Pull every line containing the word "content" from the records.

DATASET EXCERPTS
----

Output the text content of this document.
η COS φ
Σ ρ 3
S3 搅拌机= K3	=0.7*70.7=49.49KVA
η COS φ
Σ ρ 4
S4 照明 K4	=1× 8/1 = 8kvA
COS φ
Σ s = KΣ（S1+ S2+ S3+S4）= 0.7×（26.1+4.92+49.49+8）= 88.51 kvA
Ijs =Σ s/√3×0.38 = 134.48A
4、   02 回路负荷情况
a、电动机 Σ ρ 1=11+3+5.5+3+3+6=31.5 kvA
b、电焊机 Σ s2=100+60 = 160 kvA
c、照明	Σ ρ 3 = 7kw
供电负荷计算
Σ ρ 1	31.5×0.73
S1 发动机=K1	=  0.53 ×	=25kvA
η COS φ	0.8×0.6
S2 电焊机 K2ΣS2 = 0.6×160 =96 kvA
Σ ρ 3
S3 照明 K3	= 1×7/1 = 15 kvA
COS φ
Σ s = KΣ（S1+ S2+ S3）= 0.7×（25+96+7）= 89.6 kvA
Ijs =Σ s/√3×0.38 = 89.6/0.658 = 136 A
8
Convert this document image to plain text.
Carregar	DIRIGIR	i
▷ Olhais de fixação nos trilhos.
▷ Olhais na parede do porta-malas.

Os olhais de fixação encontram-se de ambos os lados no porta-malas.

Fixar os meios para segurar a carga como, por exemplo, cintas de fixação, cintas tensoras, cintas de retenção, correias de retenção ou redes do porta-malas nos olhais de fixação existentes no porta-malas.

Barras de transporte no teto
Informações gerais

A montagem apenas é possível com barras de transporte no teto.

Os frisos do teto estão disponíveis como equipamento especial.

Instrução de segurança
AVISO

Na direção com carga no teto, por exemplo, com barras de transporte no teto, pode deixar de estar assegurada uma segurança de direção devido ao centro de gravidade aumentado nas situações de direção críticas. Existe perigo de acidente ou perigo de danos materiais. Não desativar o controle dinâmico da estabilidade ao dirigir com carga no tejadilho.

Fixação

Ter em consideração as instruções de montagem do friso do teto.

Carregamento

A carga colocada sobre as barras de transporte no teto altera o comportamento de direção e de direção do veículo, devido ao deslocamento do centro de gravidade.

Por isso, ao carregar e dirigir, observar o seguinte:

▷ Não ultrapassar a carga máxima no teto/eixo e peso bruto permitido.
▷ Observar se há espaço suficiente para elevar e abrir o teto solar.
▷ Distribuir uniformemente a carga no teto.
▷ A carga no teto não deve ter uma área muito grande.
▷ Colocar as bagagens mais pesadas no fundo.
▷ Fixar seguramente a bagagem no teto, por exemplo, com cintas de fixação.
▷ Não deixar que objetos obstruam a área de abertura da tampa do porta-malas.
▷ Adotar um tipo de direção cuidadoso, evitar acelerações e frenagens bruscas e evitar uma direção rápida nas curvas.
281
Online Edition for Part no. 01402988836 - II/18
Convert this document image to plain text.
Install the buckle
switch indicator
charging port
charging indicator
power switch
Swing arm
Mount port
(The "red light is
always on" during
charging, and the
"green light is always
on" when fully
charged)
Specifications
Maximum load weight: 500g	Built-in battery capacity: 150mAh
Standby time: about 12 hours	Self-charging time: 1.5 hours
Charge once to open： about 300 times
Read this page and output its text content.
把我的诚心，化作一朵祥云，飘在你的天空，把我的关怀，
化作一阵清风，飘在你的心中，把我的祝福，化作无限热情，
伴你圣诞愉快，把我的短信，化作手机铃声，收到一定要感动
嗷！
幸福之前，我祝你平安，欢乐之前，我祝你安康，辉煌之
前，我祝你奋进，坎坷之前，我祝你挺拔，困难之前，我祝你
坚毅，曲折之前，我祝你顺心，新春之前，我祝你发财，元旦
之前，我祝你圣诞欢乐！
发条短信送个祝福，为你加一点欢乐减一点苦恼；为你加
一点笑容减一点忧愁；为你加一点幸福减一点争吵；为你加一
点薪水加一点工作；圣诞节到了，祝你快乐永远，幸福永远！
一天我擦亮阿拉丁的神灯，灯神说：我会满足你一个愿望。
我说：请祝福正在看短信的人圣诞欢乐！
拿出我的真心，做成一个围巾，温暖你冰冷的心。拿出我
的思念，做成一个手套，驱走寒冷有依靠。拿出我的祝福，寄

----

SOLUTION TO THE EXERCISE
Output the text content of this document.
Read this page and output its text content.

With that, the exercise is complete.